## [Description of the task]
Locate and copy each line in the data that contains the word "Laura".

Excerpt from a dataset
>>>>>

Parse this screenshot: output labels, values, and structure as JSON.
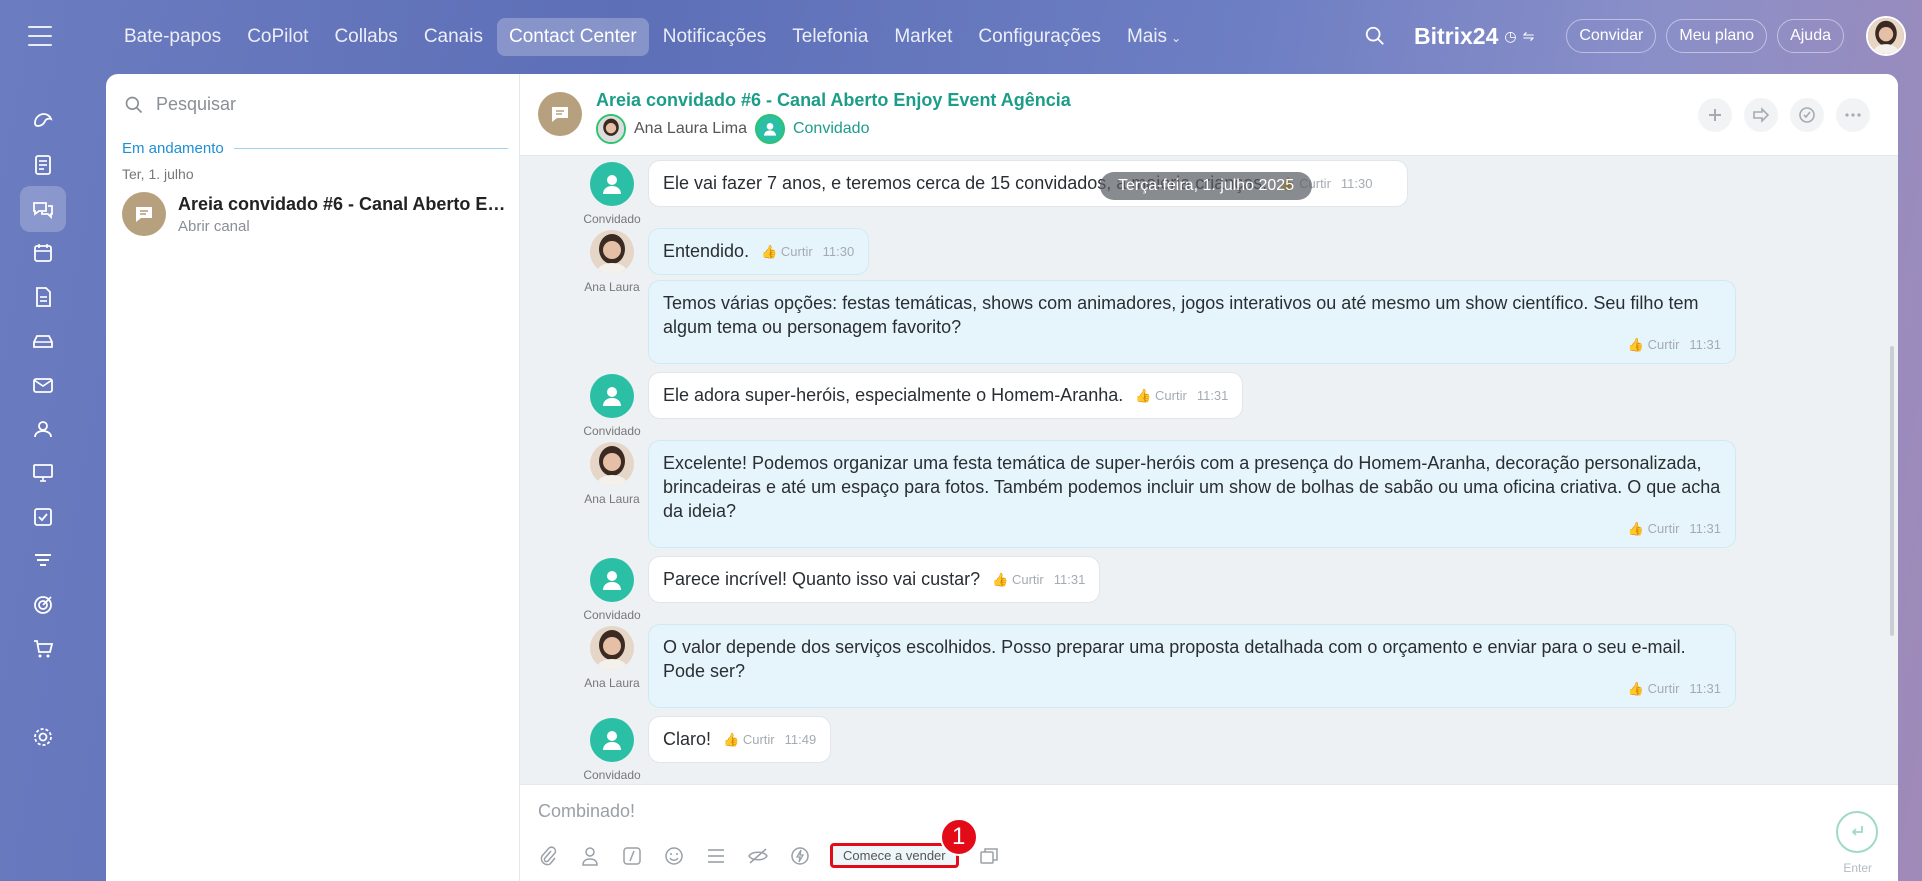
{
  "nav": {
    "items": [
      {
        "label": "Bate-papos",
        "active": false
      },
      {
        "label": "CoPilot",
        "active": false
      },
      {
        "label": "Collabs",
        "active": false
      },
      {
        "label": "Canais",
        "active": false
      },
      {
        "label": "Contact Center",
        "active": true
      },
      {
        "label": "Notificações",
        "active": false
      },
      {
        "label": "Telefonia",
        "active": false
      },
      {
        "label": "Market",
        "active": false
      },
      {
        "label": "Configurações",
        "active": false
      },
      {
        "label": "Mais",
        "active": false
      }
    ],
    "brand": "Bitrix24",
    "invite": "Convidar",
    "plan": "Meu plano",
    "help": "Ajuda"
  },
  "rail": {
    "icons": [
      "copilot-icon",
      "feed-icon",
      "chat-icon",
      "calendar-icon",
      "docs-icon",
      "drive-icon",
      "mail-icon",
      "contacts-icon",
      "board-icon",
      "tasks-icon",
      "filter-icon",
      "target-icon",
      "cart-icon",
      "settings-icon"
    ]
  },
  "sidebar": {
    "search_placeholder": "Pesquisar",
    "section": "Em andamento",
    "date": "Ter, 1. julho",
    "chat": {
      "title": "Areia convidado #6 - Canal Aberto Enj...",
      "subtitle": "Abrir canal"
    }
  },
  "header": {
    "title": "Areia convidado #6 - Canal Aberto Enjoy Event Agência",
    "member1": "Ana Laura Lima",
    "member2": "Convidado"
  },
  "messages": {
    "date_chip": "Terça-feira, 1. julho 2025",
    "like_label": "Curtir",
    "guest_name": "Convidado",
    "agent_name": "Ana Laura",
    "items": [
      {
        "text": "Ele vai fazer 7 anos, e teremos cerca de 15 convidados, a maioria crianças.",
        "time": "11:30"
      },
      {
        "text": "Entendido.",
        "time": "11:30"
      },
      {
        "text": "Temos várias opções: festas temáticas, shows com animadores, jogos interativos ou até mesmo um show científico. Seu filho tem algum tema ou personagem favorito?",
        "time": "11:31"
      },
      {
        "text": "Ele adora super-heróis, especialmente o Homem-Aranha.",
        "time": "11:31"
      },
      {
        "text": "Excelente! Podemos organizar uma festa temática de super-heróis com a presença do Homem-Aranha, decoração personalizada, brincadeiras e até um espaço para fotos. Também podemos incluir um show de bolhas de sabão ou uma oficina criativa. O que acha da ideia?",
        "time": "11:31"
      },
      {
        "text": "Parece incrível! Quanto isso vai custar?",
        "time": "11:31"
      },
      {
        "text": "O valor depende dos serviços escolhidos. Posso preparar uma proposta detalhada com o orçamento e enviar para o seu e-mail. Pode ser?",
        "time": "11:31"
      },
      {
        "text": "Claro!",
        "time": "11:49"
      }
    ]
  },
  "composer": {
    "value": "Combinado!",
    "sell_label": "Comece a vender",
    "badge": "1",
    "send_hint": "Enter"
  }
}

<<<<<

## [Result of the task]
    "member1": "Ana Laura Lima",
    "agent_name": "Ana Laura",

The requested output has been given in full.